- [Input records]
╭──

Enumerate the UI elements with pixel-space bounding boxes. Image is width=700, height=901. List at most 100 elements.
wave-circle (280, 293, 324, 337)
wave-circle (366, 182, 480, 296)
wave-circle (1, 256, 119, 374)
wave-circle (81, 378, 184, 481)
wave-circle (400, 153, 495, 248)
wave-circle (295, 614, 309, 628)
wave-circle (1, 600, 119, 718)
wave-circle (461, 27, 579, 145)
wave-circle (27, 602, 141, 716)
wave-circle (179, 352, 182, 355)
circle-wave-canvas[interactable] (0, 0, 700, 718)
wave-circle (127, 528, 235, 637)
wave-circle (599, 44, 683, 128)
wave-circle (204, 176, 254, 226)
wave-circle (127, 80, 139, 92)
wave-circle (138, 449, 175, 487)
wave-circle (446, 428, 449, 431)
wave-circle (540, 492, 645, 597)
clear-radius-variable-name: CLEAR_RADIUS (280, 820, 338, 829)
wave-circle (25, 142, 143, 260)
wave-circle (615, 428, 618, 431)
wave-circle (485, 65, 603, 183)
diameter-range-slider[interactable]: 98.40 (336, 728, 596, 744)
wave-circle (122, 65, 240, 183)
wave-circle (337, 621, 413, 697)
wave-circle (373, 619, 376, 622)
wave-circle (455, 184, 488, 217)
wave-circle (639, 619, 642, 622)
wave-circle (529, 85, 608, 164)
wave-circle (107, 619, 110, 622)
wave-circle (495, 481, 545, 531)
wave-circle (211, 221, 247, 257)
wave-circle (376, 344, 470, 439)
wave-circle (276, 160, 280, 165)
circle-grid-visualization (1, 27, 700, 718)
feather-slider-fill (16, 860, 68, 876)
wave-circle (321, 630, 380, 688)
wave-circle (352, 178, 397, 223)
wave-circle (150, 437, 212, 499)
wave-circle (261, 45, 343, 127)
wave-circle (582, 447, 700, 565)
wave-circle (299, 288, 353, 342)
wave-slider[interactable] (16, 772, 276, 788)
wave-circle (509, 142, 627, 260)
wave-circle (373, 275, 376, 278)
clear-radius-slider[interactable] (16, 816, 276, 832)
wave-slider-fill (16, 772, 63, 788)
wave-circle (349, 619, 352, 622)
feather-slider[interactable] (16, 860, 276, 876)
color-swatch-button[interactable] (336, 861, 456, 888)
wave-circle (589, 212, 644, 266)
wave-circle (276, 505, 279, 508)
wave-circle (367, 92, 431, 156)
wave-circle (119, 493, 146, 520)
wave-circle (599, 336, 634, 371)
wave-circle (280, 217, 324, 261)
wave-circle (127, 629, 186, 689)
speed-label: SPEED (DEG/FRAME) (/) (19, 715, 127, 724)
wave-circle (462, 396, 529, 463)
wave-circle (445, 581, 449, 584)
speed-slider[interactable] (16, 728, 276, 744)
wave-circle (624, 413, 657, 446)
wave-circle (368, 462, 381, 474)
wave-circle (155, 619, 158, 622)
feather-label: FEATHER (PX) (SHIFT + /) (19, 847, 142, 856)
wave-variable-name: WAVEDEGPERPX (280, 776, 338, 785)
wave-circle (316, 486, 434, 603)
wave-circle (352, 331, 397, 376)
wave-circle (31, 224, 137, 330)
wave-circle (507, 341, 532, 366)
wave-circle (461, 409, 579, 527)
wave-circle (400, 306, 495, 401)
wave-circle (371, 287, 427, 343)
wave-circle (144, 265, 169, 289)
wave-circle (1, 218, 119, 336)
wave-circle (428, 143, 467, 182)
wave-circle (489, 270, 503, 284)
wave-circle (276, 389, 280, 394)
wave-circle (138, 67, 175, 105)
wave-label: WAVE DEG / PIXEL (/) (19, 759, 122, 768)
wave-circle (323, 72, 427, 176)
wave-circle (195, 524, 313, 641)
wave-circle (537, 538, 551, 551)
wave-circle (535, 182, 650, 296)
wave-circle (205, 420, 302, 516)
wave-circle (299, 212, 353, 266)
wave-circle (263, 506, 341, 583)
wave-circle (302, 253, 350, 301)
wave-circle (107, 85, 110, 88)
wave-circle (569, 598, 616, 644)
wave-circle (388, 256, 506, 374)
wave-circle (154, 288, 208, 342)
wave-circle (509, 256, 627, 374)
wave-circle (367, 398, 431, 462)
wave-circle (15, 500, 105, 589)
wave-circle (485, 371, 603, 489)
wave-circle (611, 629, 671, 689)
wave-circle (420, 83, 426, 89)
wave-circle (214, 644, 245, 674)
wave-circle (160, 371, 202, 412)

╰──
╭──

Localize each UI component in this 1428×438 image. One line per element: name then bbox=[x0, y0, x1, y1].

╰──

- [Work instructions] Substitute "image-space" for "pixel-space" in the records starting at the line containing "Enumerate the UI" and ending at the line containing "wave-circle (204, 176, 254, 226)", leaving everything else unchanged. Return only those lines.

- [The completed task]
Enumerate the UI elements with image-space bounding boxes. Image is width=700, height=901. List at most 100 elements.
wave-circle (280, 293, 324, 337)
wave-circle (366, 182, 480, 296)
wave-circle (1, 256, 119, 374)
wave-circle (81, 378, 184, 481)
wave-circle (400, 153, 495, 248)
wave-circle (295, 614, 309, 628)
wave-circle (1, 600, 119, 718)
wave-circle (461, 27, 579, 145)
wave-circle (27, 602, 141, 716)
wave-circle (179, 352, 182, 355)
circle-wave-canvas[interactable] (0, 0, 700, 718)
wave-circle (127, 528, 235, 637)
wave-circle (599, 44, 683, 128)
wave-circle (204, 176, 254, 226)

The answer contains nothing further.